TASK ITEM:
Copy out each line of the material in which the word "group" can be found.
---------- LISTED ENTRIES ----------
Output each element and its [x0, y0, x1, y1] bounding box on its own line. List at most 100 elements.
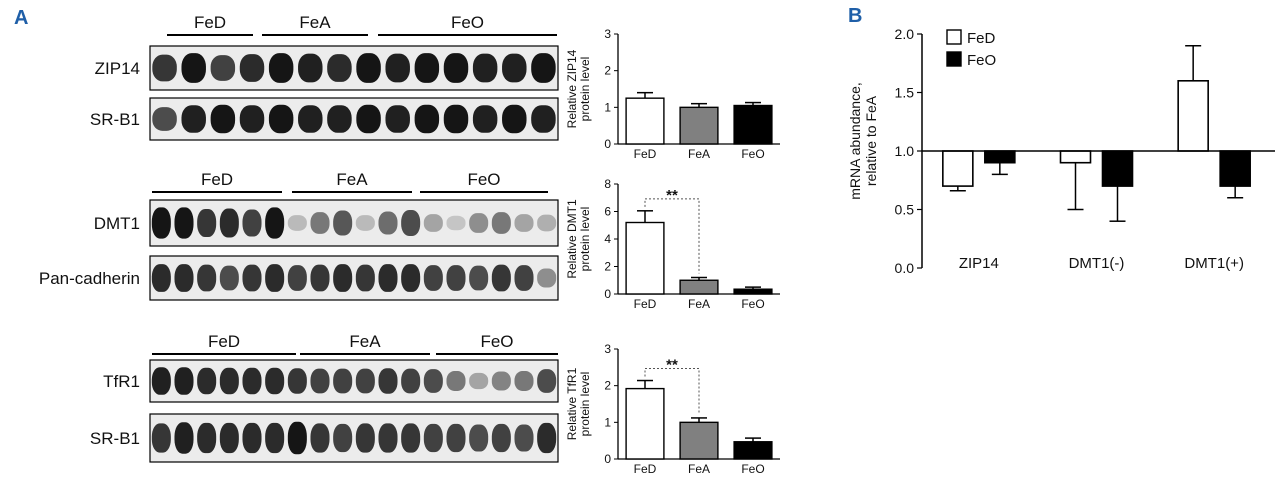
- x-category-label: ZIP14: [959, 255, 999, 272]
- blot-strip: [149, 255, 559, 301]
- blot-band: [210, 55, 236, 81]
- protein-label: TfR1: [103, 372, 140, 391]
- protein-label: ZIP14: [95, 59, 140, 78]
- blot-band: [298, 105, 323, 133]
- blot-band: [268, 53, 294, 83]
- blot-band: [401, 264, 421, 292]
- protein-label: SR-B1: [90, 429, 140, 448]
- blot-band: [242, 367, 262, 395]
- blot-band: [414, 104, 440, 134]
- x-category-label: DMT1(+): [1184, 255, 1244, 272]
- group-label-feo: FeO: [467, 170, 500, 189]
- y-axis-label-line: Relative TfR1: [565, 367, 579, 440]
- y-axis-label-line: protein level: [578, 57, 592, 122]
- blot-band: [472, 53, 498, 83]
- blot-band: [385, 105, 410, 133]
- blot-band: [423, 265, 443, 291]
- blot-band: [310, 368, 330, 394]
- blot-band: [537, 268, 557, 288]
- blot-band: [265, 422, 285, 454]
- blot-band: [491, 423, 511, 453]
- blot-band: [469, 213, 489, 233]
- blot-band: [287, 421, 307, 455]
- blot-band: [446, 265, 466, 291]
- blot-band: [310, 212, 330, 234]
- blot-strip: [149, 413, 559, 463]
- bar-fea: [679, 106, 719, 145]
- y-axis-label-line: Relative DMT1: [565, 199, 579, 279]
- x-category-label: DMT1(-): [1069, 255, 1125, 272]
- y-tick-label: 0.5: [895, 202, 915, 218]
- blot-band: [502, 53, 527, 83]
- x-tick-label: FeO: [741, 297, 764, 311]
- legend-label: FeD: [967, 30, 996, 47]
- group-label-fed: FeD: [208, 332, 240, 351]
- blot-band: [151, 207, 171, 239]
- blot-band: [443, 104, 469, 134]
- x-tick-label: FeO: [741, 147, 764, 161]
- x-tick-label: FeD: [634, 462, 657, 476]
- blot-band: [537, 369, 557, 393]
- blot-band: [174, 264, 194, 292]
- blot-band: [181, 53, 206, 83]
- x-tick-label: FeD: [634, 297, 657, 311]
- y-axis-label: Relative DMT1protein level: [565, 199, 592, 279]
- group-label-fed: FeD: [201, 170, 233, 189]
- blot-band: [333, 368, 353, 394]
- y-tick-label: 0: [604, 287, 611, 301]
- y-tick-label: 0.0: [895, 260, 915, 276]
- blot-band: [531, 53, 556, 83]
- bar-chart-3: 0 1 2 3 Relative TfR1protein level FeD FeA FeO *…: [565, 342, 780, 476]
- blot-band: [268, 104, 294, 134]
- blot-band: [355, 423, 375, 453]
- y-tick-label: 1: [604, 415, 611, 429]
- blot-band: [333, 423, 353, 453]
- panel-a-letter: A: [14, 7, 28, 29]
- blot-band: [298, 53, 323, 83]
- blot-band: [378, 211, 398, 235]
- blot-band: [327, 54, 352, 82]
- y-tick-label: 8: [604, 177, 611, 191]
- y-tick-label: 2: [604, 260, 611, 274]
- blot-band: [151, 264, 171, 292]
- blot-band: [378, 264, 398, 292]
- blot-band: [287, 265, 307, 291]
- blot-band: [514, 371, 534, 391]
- blot-band: [446, 423, 466, 453]
- blot-band: [385, 53, 410, 83]
- x-tick-label: FeD: [634, 147, 657, 161]
- significance-bracket: [644, 368, 700, 414]
- y-tick-label: 3: [604, 27, 611, 41]
- bar-fed: [1059, 150, 1092, 164]
- blot-band: [531, 105, 556, 133]
- blot-band: [423, 423, 443, 453]
- bar-feo: [984, 150, 1016, 164]
- blot-band: [401, 423, 421, 453]
- y-tick-label: 0: [604, 137, 611, 151]
- bar-feo: [733, 441, 773, 460]
- blot-band: [355, 264, 375, 292]
- bar-fed: [625, 387, 665, 460]
- group-label-feo: FeO: [480, 332, 513, 351]
- blot-band: [219, 265, 239, 291]
- blot-frame: [149, 199, 559, 247]
- group-label-feo: FeO: [451, 13, 484, 32]
- blot-band: [287, 368, 307, 394]
- blot-strip: [149, 199, 559, 247]
- y-axis-label-line: protein level: [578, 372, 592, 437]
- blot-band: [152, 107, 177, 131]
- blot-band: [378, 423, 398, 453]
- blot-band: [514, 265, 534, 291]
- y-tick-label: 1: [604, 100, 611, 114]
- y-tick-label: 2: [604, 64, 611, 78]
- blot-band: [327, 105, 352, 133]
- protein-label: DMT1: [94, 214, 140, 233]
- blot-band: [502, 104, 527, 134]
- blot-band: [491, 371, 511, 391]
- bar-chart-mrna: 0.0 0.5 1.0 1.5 2.0 mRNA abundance,relative t…: [847, 26, 1275, 276]
- blot-band: [265, 207, 285, 239]
- blot-band: [265, 367, 285, 395]
- protein-label: SR-B1: [90, 110, 140, 129]
- blot-band: [378, 368, 398, 394]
----------
ANSWER SECTION:
- group-label-feo: FeO: [467, 170, 500, 189]
- group-label-fed: FeD: [208, 332, 240, 351]
- group-label-fed: FeD: [201, 170, 233, 189]
- group-label-feo: FeO: [480, 332, 513, 351]
- group-label-feo: FeO: [451, 13, 484, 32]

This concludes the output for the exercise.